:: ENTRIES SUPPLIED ::
——————————

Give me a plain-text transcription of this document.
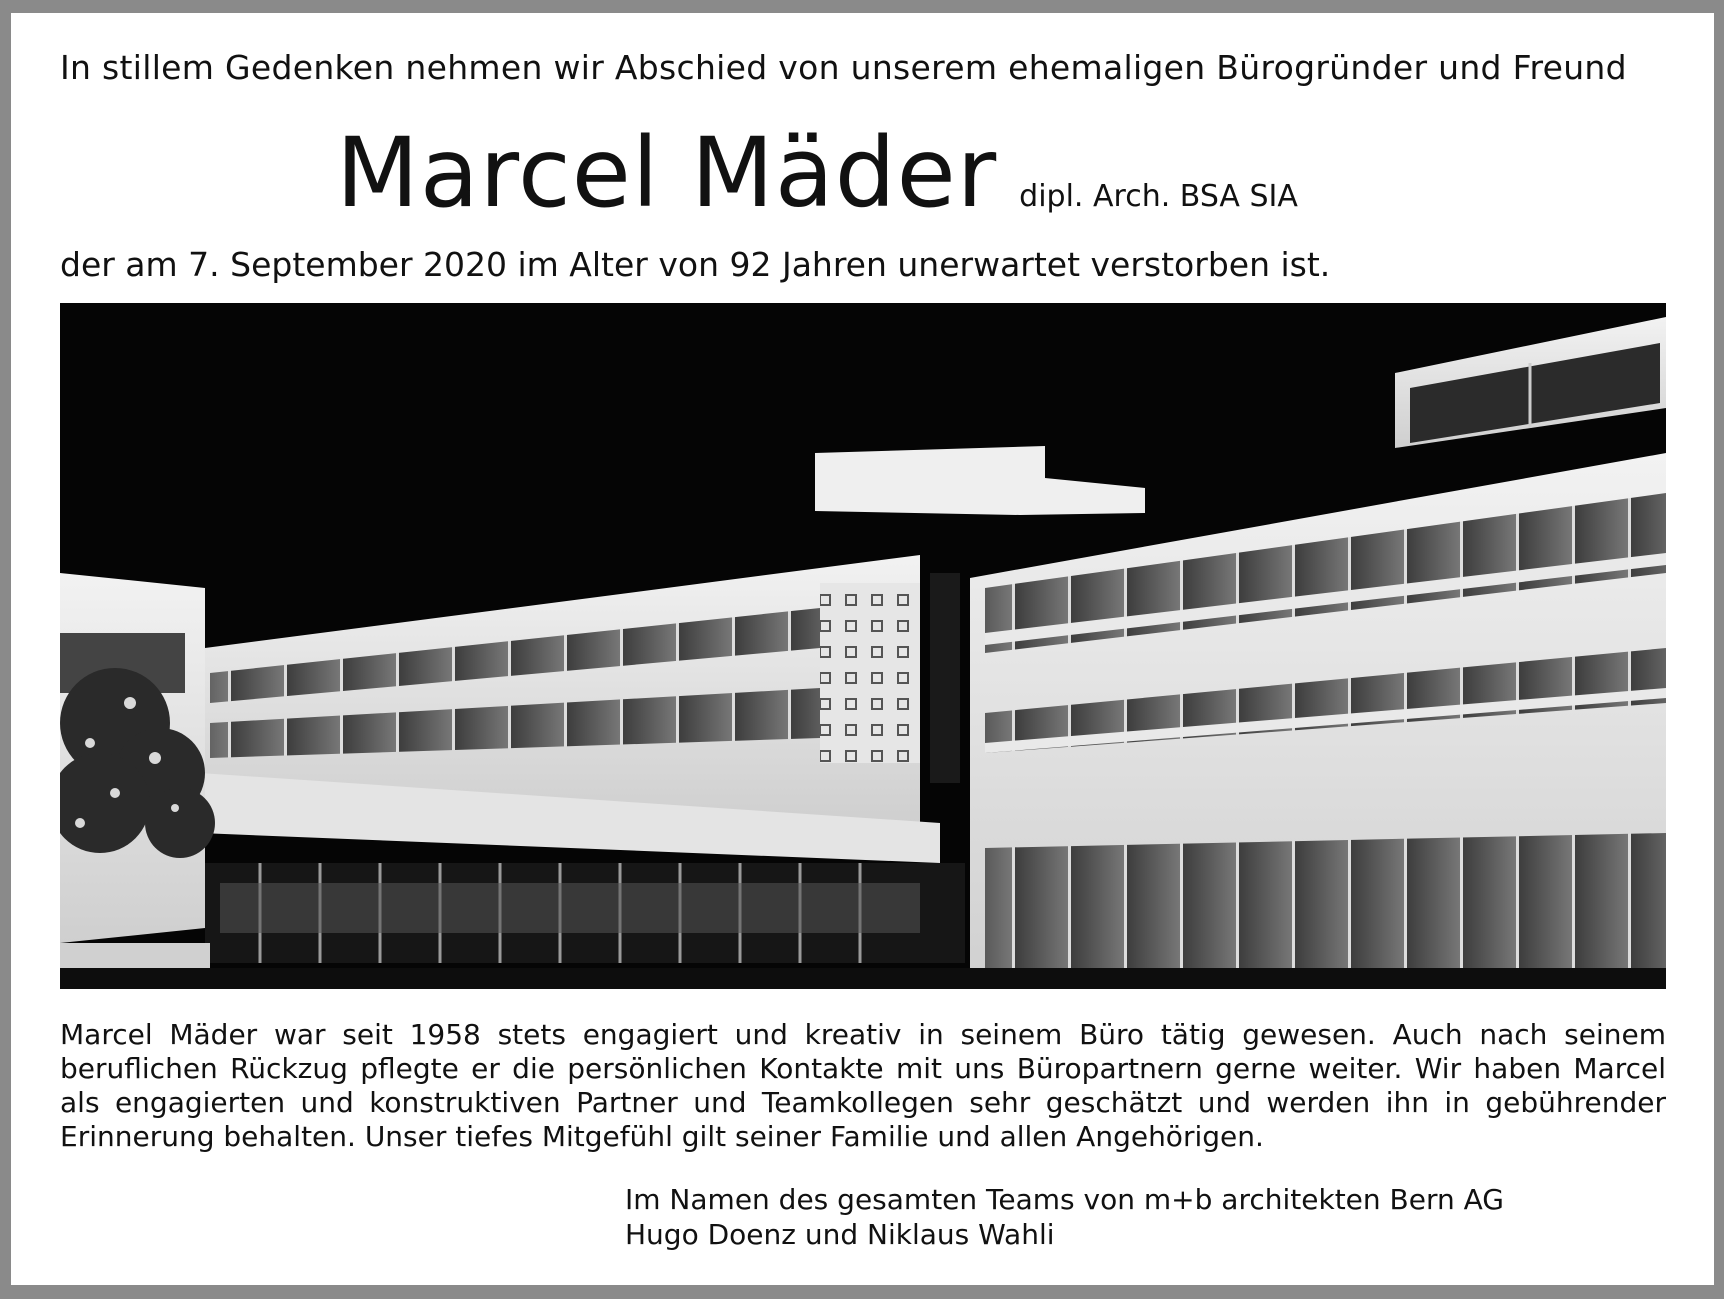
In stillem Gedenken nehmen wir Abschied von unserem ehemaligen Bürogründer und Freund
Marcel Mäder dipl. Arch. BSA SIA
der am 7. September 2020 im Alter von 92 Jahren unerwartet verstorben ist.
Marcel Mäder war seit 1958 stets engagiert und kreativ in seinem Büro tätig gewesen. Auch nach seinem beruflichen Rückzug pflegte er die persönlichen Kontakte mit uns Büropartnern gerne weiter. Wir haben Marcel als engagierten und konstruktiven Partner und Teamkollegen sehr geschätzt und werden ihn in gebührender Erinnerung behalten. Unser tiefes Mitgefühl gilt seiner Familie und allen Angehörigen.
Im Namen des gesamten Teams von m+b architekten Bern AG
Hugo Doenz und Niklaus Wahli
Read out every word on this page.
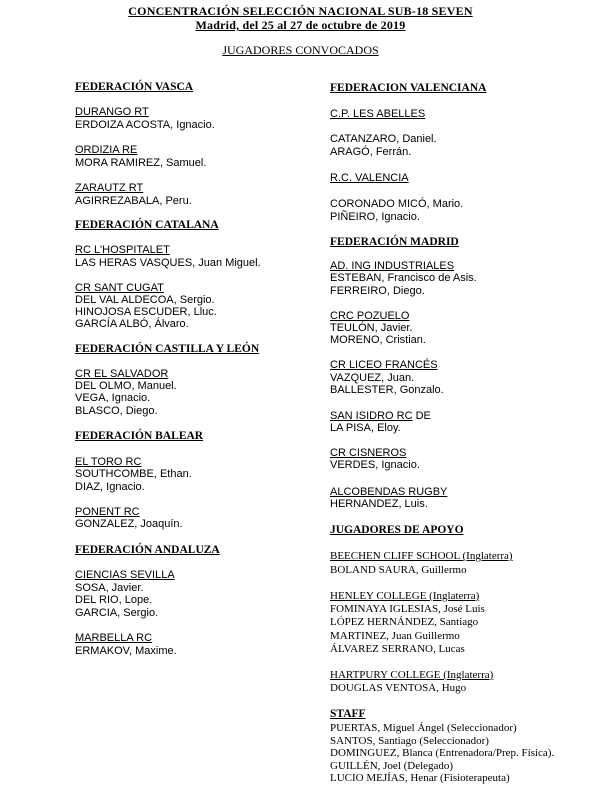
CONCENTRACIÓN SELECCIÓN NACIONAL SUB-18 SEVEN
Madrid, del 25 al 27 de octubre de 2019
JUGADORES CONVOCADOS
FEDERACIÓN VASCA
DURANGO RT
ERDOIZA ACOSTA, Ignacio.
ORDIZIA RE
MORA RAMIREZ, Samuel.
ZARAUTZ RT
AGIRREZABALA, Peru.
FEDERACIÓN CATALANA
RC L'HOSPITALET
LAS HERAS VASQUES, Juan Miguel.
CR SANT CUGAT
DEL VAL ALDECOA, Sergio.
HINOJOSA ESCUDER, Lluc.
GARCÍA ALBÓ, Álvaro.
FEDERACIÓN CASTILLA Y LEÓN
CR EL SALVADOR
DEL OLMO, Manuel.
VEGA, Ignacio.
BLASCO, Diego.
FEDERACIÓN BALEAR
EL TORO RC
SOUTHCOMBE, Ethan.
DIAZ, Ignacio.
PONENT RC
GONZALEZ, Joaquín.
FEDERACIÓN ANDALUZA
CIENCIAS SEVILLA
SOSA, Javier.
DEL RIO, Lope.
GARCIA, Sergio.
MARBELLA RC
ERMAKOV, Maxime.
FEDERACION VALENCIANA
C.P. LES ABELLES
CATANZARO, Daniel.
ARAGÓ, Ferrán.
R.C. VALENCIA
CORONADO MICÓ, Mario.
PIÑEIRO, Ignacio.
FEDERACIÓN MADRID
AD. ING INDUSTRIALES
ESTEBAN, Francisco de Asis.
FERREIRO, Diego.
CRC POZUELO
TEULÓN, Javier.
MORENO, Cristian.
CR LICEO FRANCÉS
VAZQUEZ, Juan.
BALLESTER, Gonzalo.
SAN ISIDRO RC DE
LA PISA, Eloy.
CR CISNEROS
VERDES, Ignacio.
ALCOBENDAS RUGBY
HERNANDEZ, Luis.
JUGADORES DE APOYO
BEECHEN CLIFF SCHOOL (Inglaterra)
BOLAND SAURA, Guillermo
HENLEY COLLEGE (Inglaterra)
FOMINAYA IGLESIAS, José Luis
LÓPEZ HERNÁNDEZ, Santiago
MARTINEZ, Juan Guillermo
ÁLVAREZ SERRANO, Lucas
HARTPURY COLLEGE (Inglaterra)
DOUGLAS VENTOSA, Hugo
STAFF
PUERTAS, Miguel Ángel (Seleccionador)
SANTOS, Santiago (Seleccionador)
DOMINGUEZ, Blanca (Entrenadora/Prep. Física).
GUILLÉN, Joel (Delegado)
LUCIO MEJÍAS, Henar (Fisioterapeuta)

——————————

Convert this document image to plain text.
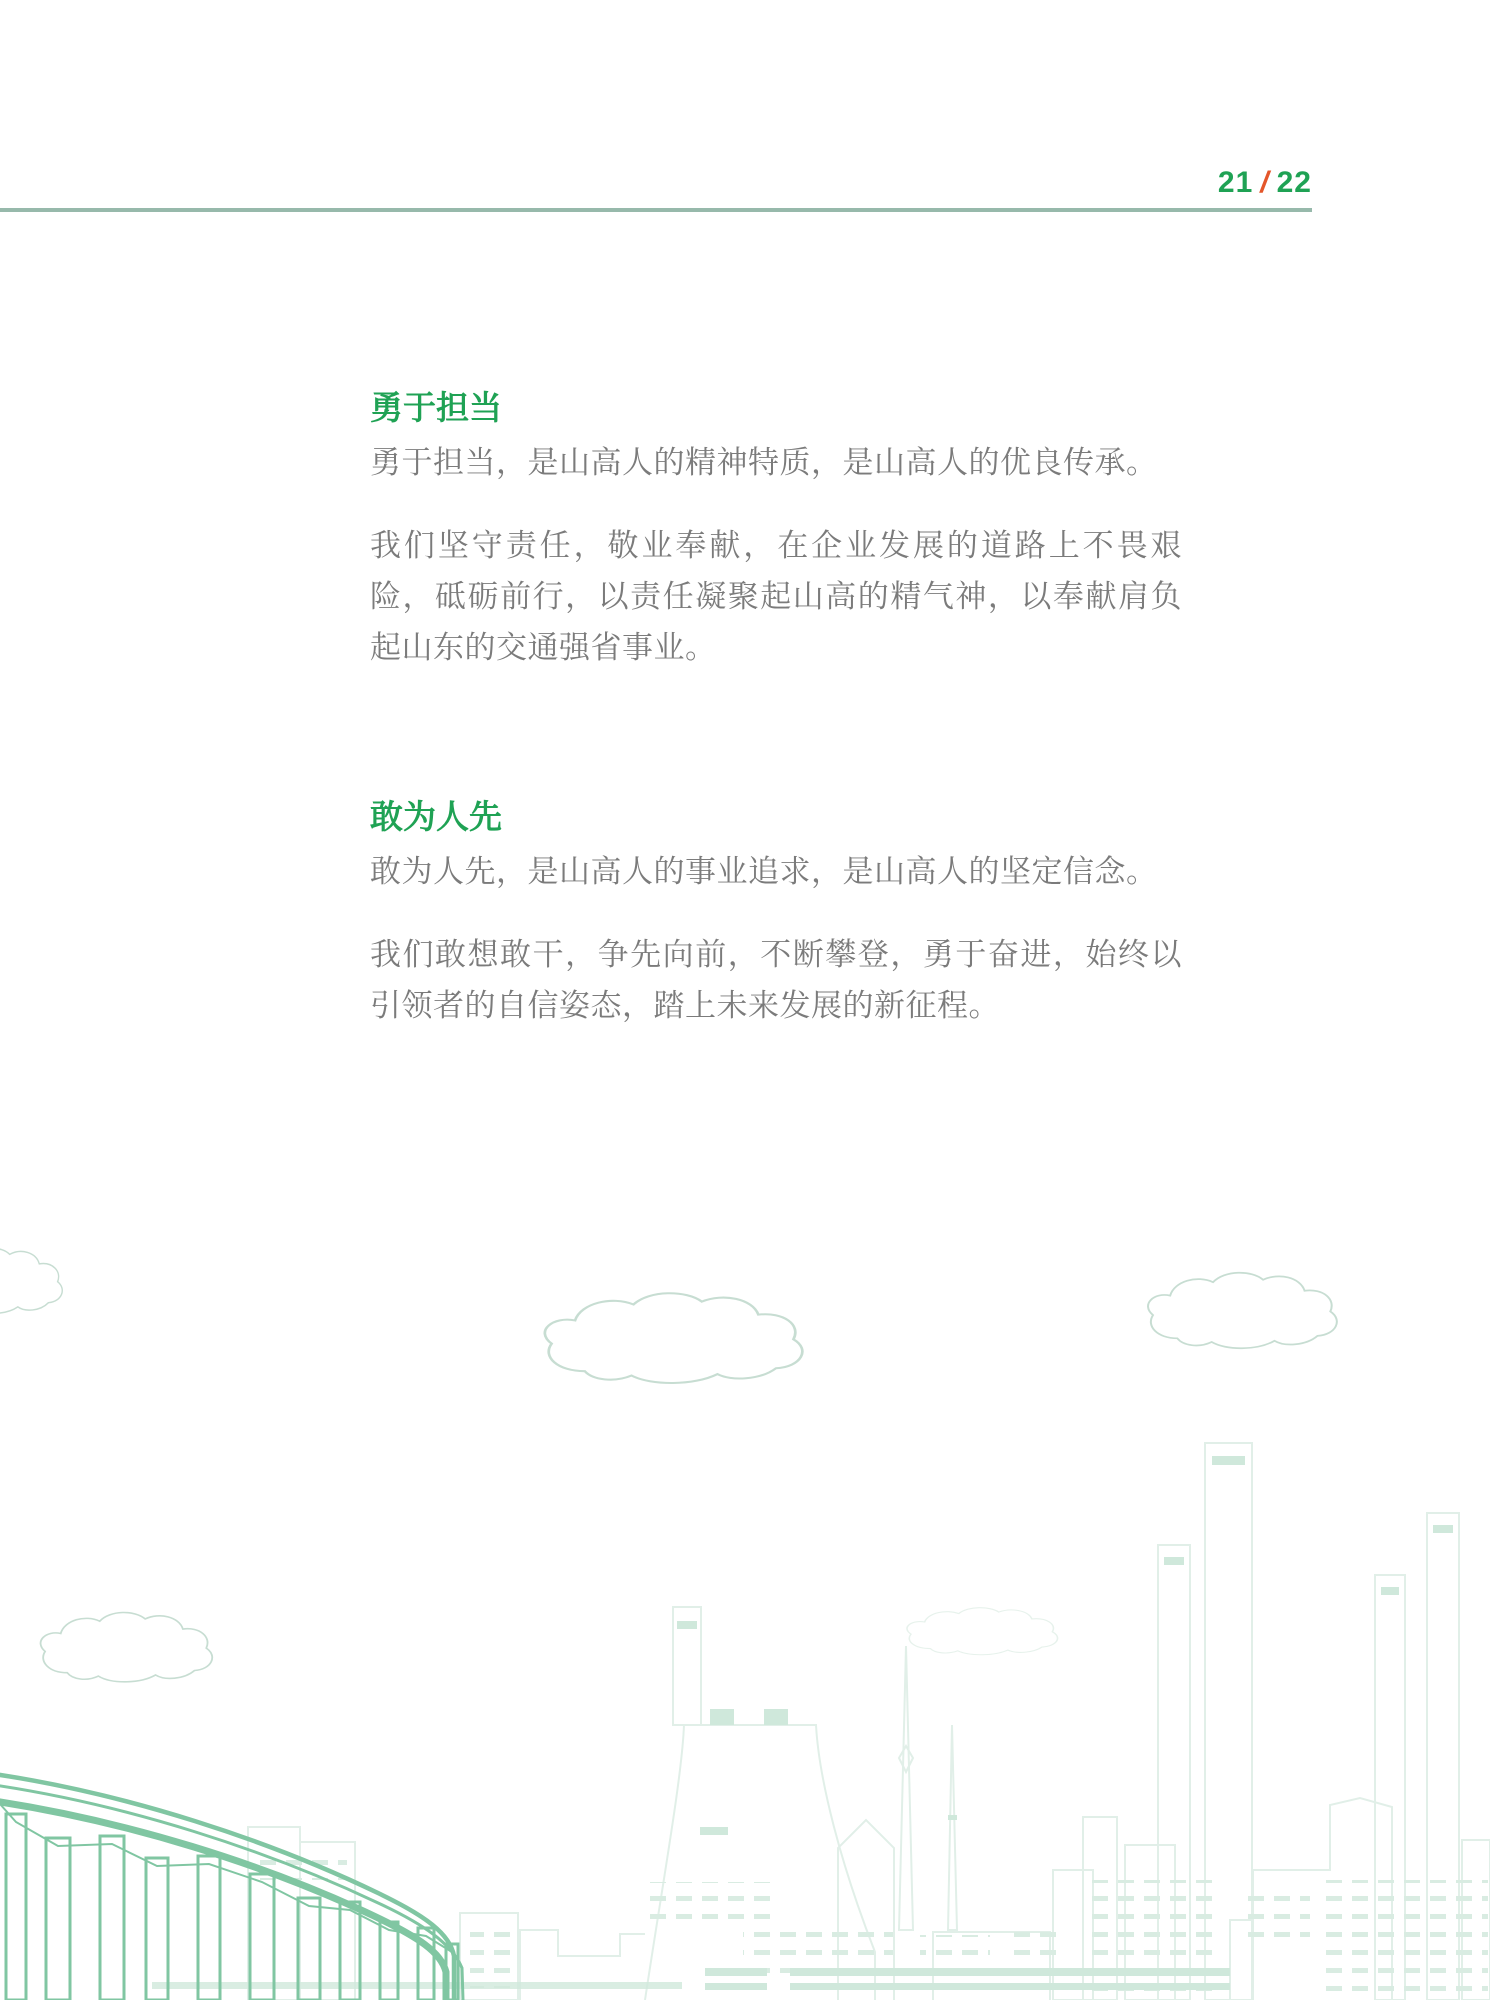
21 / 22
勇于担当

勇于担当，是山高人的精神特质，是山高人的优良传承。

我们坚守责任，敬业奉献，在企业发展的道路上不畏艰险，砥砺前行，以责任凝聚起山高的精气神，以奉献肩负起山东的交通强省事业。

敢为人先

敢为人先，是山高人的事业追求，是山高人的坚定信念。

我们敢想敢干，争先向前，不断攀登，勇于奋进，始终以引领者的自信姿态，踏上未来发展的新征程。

——————————

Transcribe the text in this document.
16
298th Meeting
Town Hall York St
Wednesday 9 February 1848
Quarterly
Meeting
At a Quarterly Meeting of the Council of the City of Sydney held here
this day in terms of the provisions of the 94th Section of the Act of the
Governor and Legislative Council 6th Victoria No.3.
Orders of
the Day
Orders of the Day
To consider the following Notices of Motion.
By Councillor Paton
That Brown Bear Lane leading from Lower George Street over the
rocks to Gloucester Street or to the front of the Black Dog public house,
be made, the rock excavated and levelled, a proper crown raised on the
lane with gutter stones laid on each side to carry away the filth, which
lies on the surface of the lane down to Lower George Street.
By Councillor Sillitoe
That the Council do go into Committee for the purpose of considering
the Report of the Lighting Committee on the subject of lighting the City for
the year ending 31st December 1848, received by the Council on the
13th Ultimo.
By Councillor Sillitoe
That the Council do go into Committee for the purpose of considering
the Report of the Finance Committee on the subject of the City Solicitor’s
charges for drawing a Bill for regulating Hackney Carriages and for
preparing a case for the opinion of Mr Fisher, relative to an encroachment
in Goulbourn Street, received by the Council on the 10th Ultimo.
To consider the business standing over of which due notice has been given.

——————————

:: PROBLEM DETAILS ::
Scan the material above for the string "City" and return the lines that hold it.

:: WRITTEN ANSWER ::
At a Quarterly Meeting of the Council of the City of Sydney held here
the Report of the Lighting Committee on the subject of lighting the City for
the Report of the Finance Committee on the subject of the City Solicitor’s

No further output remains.